**Goal**:
Search the material for the string "time" and copy each line where it occurs.

_ _ _ _ _

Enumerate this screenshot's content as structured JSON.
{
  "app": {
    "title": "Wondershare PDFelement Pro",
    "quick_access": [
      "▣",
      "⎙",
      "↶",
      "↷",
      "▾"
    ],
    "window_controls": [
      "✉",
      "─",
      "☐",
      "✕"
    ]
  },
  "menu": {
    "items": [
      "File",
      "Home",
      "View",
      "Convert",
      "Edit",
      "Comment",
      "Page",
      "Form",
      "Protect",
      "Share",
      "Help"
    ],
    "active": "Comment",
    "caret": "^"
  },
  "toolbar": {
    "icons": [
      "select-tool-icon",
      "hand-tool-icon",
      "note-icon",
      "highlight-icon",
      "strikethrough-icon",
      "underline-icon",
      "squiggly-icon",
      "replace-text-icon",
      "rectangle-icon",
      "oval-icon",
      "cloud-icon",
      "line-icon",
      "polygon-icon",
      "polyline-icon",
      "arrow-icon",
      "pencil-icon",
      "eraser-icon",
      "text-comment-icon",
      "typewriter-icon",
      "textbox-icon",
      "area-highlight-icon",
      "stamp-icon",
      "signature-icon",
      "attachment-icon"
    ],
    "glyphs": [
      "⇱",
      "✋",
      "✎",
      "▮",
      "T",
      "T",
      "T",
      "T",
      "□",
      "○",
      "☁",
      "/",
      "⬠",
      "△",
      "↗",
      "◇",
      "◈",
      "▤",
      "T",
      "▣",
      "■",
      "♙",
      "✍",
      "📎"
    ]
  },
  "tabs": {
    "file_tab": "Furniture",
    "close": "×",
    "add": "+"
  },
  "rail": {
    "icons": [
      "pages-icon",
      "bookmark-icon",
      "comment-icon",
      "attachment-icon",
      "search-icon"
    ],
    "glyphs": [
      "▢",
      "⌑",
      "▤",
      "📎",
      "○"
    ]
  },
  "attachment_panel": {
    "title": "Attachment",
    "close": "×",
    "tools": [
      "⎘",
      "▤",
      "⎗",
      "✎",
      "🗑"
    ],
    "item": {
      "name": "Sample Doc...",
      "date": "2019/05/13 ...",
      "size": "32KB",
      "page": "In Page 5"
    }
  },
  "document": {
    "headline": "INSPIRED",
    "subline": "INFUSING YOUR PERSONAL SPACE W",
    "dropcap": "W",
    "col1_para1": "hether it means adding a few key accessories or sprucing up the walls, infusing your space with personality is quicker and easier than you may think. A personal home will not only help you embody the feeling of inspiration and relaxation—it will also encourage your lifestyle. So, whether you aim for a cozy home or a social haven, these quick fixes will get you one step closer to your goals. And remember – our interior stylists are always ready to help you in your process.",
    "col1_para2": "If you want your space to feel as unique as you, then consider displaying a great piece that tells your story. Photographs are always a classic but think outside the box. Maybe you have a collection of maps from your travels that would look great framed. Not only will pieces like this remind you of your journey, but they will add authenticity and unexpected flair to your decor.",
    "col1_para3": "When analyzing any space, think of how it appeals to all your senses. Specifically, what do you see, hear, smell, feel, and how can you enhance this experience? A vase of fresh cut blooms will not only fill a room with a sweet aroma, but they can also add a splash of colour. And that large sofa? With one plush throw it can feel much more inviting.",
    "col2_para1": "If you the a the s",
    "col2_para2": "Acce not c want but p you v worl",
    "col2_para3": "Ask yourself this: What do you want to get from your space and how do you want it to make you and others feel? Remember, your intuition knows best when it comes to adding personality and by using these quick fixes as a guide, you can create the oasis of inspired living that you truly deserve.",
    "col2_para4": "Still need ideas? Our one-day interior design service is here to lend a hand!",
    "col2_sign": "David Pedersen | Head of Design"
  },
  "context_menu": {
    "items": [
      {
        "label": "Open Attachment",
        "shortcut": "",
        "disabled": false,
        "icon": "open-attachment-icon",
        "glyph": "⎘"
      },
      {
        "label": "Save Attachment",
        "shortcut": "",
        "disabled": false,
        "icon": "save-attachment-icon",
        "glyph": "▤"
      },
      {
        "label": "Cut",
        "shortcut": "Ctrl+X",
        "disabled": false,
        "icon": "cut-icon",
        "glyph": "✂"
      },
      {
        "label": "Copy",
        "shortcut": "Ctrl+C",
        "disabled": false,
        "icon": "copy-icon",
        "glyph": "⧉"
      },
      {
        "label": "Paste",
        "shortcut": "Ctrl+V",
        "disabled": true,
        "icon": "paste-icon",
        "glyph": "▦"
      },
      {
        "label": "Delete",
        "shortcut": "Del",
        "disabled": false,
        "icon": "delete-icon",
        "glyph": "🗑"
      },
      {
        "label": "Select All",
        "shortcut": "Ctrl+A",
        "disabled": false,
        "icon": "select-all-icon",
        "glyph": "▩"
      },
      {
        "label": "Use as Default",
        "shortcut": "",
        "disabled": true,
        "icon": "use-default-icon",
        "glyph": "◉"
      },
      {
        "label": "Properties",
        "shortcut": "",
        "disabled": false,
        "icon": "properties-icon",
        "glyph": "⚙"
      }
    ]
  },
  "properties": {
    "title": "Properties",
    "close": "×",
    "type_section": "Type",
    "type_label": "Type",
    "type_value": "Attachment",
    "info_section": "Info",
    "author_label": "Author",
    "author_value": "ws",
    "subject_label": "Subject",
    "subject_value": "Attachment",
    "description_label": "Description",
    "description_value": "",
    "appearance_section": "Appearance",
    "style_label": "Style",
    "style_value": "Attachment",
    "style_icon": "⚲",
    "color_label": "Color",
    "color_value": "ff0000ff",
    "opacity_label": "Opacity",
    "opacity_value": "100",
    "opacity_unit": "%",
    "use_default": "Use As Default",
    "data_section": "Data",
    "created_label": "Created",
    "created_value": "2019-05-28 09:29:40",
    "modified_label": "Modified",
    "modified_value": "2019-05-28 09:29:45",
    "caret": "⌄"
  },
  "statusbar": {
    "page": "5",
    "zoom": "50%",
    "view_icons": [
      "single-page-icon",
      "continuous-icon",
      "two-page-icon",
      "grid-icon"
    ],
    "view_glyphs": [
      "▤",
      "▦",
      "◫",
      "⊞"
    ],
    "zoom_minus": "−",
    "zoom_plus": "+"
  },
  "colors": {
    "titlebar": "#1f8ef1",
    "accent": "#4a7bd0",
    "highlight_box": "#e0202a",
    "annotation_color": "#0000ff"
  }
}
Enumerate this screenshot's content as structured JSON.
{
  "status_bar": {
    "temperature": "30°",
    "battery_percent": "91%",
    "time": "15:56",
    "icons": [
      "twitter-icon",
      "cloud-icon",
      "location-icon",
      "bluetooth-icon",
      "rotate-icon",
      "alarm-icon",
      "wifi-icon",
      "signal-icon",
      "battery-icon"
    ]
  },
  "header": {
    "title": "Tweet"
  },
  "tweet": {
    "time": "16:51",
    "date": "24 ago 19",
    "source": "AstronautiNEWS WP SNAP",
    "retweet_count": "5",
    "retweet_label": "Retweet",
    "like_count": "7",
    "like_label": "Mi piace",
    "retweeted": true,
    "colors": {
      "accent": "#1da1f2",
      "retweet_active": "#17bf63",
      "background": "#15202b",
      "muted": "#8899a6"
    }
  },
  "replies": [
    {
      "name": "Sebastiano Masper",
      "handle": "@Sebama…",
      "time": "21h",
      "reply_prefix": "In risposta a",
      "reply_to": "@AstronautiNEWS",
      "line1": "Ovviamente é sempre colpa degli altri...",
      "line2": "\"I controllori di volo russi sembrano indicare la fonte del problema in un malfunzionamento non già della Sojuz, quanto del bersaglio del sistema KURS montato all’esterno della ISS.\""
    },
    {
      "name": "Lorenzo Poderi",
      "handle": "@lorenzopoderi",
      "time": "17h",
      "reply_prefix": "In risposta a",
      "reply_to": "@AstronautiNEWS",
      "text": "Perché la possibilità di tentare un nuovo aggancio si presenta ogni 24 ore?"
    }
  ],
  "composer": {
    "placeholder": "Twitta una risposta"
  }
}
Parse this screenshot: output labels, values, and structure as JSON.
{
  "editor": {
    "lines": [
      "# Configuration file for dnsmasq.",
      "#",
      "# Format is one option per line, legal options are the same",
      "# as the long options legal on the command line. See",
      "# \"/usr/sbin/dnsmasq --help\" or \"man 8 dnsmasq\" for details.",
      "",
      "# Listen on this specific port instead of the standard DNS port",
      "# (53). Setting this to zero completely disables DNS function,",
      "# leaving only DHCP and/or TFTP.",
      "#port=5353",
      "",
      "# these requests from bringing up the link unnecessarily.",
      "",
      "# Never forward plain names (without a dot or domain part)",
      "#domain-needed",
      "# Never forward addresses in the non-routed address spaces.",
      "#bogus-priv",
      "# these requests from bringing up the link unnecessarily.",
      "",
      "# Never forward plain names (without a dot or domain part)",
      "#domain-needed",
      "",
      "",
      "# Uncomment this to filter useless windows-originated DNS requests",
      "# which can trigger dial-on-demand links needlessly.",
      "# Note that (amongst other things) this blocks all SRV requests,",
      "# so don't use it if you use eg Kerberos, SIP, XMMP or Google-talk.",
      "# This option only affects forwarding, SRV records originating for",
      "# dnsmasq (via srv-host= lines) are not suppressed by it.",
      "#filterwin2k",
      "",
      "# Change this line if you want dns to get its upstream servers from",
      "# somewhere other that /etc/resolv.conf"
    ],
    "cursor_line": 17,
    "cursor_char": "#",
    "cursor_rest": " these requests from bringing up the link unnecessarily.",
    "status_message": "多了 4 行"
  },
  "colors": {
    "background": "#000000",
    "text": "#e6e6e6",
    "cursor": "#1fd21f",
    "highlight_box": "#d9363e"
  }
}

_ _ _ _ _

**Final result**:
    "time": "15:56",
    "time": "16:51",
      "time": "21h",
      "time": "17h",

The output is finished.